Task statement -> Extract, without any change, the lines between the one containing "grok-explain-icon[interactable]: ⟲ bbox=[759, 579, 767, 590]" and the one containing "grok-explain-icon[interactable]: ⟲ bbox=[759, 150, 767, 161]", both included.

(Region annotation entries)

◇ ◇ ◇ ◇ ◇ ◇ ◇

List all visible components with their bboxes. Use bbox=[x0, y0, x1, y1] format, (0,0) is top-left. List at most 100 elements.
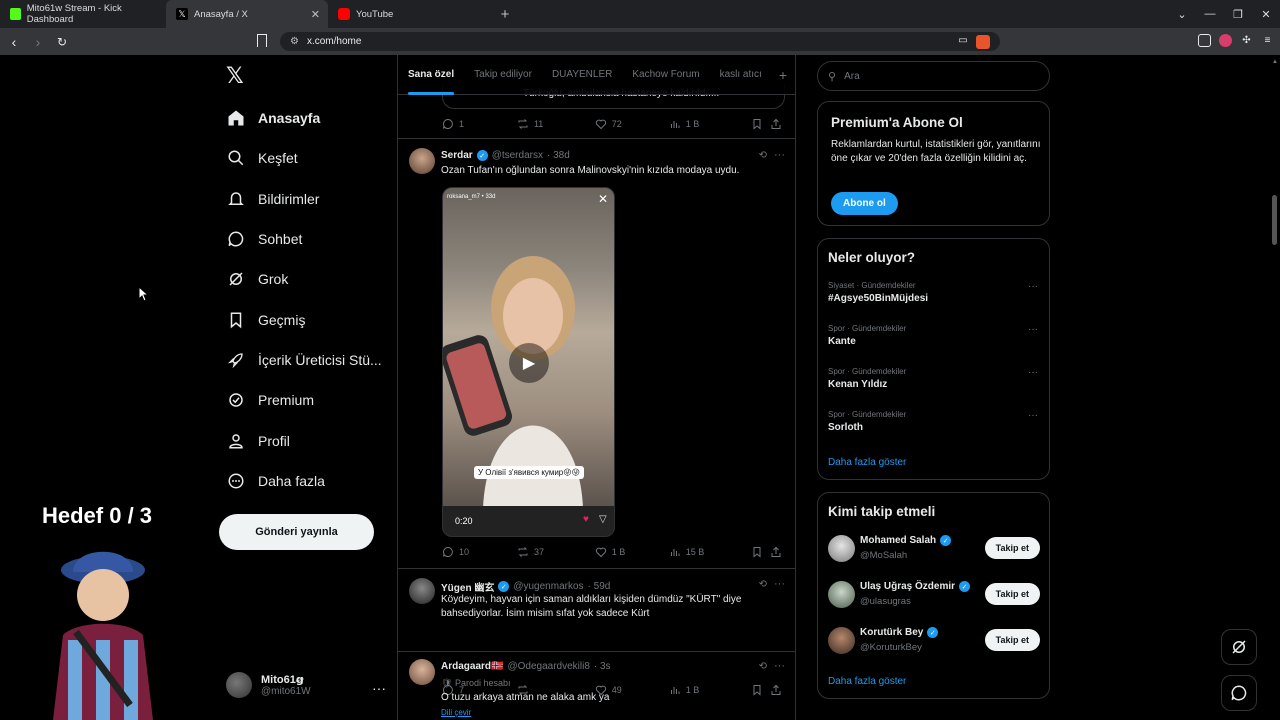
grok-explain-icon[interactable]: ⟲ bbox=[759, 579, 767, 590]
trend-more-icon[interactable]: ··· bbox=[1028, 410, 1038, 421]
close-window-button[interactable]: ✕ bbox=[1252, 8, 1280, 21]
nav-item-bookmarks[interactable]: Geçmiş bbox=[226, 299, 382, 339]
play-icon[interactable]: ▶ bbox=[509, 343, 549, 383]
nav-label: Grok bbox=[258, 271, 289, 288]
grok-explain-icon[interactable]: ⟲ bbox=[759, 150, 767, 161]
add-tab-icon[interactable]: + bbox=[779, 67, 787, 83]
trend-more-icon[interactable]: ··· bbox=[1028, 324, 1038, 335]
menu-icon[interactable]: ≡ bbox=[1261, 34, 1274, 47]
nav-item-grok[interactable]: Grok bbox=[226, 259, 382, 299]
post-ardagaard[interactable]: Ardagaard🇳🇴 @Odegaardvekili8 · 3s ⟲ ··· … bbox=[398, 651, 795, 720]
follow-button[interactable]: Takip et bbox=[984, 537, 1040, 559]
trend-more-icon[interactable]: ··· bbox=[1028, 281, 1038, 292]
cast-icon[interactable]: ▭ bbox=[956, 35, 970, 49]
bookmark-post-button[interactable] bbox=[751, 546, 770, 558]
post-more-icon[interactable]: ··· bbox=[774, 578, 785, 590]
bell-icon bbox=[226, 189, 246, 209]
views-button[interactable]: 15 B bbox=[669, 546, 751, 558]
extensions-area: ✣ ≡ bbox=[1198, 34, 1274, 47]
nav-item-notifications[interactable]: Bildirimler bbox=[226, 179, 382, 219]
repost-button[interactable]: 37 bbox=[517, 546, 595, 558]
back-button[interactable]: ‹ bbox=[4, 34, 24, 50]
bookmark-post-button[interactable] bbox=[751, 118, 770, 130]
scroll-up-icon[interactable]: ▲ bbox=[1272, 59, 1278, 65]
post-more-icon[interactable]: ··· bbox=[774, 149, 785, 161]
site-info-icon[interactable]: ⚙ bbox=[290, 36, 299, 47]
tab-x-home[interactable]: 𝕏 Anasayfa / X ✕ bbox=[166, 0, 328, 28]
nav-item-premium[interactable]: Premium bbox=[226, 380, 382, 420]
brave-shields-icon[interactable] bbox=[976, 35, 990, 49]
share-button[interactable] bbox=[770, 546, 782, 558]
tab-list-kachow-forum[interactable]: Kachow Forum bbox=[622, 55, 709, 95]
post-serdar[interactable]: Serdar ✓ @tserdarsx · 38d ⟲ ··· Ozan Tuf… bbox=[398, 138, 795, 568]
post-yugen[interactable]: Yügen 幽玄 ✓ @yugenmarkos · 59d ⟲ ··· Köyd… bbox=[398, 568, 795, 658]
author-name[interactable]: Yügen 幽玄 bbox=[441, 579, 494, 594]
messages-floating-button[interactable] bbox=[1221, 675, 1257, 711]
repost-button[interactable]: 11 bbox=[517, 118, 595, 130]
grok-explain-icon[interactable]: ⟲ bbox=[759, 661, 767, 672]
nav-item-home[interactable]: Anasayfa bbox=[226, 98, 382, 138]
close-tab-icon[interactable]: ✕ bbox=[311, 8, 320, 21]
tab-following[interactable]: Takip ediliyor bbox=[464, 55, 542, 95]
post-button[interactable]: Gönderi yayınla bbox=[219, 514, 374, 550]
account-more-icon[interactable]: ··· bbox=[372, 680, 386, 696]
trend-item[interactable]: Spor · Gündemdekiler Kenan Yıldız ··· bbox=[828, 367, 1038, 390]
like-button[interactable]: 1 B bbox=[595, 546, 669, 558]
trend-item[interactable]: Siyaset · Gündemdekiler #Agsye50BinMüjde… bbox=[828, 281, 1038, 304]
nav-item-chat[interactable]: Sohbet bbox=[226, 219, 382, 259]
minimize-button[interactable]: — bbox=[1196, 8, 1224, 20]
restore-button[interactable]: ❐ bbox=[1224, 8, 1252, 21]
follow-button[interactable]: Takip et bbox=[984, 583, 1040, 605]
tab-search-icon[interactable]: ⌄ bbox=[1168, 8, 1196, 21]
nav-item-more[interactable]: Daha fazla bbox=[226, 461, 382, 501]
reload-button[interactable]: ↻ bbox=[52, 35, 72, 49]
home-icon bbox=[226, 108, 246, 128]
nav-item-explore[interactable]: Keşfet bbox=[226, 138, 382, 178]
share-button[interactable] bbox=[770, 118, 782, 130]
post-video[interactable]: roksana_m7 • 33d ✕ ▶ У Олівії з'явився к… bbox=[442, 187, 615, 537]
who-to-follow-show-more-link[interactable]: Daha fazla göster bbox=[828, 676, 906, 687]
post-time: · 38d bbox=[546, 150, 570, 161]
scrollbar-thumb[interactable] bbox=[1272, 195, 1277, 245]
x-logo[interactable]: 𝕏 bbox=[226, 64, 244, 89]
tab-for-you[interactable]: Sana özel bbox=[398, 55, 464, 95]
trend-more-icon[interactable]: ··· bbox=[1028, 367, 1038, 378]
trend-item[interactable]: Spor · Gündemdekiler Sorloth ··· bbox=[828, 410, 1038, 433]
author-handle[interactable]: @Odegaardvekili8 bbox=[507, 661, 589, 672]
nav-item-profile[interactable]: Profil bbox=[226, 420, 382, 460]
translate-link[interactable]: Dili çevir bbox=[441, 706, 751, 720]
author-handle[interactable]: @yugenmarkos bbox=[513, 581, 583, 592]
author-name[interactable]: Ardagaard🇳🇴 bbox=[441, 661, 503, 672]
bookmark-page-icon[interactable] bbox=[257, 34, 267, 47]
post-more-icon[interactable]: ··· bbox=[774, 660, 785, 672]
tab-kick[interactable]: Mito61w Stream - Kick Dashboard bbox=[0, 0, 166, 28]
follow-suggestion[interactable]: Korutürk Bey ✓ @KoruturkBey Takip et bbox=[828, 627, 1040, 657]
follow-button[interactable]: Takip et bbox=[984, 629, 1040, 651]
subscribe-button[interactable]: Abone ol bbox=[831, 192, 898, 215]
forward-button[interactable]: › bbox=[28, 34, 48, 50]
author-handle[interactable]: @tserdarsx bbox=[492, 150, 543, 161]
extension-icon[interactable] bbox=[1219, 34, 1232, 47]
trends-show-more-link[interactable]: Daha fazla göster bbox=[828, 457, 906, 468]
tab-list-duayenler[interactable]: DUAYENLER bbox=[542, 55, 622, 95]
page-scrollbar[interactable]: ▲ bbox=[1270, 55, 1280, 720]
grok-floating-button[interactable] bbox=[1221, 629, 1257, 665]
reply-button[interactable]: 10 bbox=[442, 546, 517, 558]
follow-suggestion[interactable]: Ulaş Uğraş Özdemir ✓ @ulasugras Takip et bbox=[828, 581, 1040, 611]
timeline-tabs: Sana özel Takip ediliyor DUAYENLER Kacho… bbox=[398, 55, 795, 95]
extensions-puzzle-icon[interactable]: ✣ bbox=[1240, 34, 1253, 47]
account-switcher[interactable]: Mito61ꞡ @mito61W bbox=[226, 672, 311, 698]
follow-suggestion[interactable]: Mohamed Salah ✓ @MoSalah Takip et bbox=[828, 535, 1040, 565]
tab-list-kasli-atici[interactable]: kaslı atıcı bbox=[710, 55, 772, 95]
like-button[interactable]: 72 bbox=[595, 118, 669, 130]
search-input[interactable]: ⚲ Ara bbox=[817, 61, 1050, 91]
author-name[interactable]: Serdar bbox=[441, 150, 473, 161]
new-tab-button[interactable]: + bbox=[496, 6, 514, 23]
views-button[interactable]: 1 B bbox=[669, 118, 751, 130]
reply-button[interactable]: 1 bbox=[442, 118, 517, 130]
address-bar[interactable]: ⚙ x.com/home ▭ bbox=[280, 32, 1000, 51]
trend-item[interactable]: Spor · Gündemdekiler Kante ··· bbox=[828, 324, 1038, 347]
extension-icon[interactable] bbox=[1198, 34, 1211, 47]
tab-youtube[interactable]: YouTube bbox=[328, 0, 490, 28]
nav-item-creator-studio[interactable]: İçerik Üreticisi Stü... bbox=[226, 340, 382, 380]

◇ ◇ ◇ ◇ ◇ ◇ ◇

Exercise result ->
grok-explain-icon[interactable]: ⟲ bbox=[759, 579, 767, 590]
trend-more-icon[interactable]: ··· bbox=[1028, 410, 1038, 421]
close-window-button[interactable]: ✕ bbox=[1252, 8, 1280, 21]
nav-item-bookmarks[interactable]: Geçmiş bbox=[226, 299, 382, 339]
play-icon[interactable]: ▶ bbox=[509, 343, 549, 383]
nav-label: Grok bbox=[258, 271, 289, 288]
grok-explain-icon[interactable]: ⟲ bbox=[759, 150, 767, 161]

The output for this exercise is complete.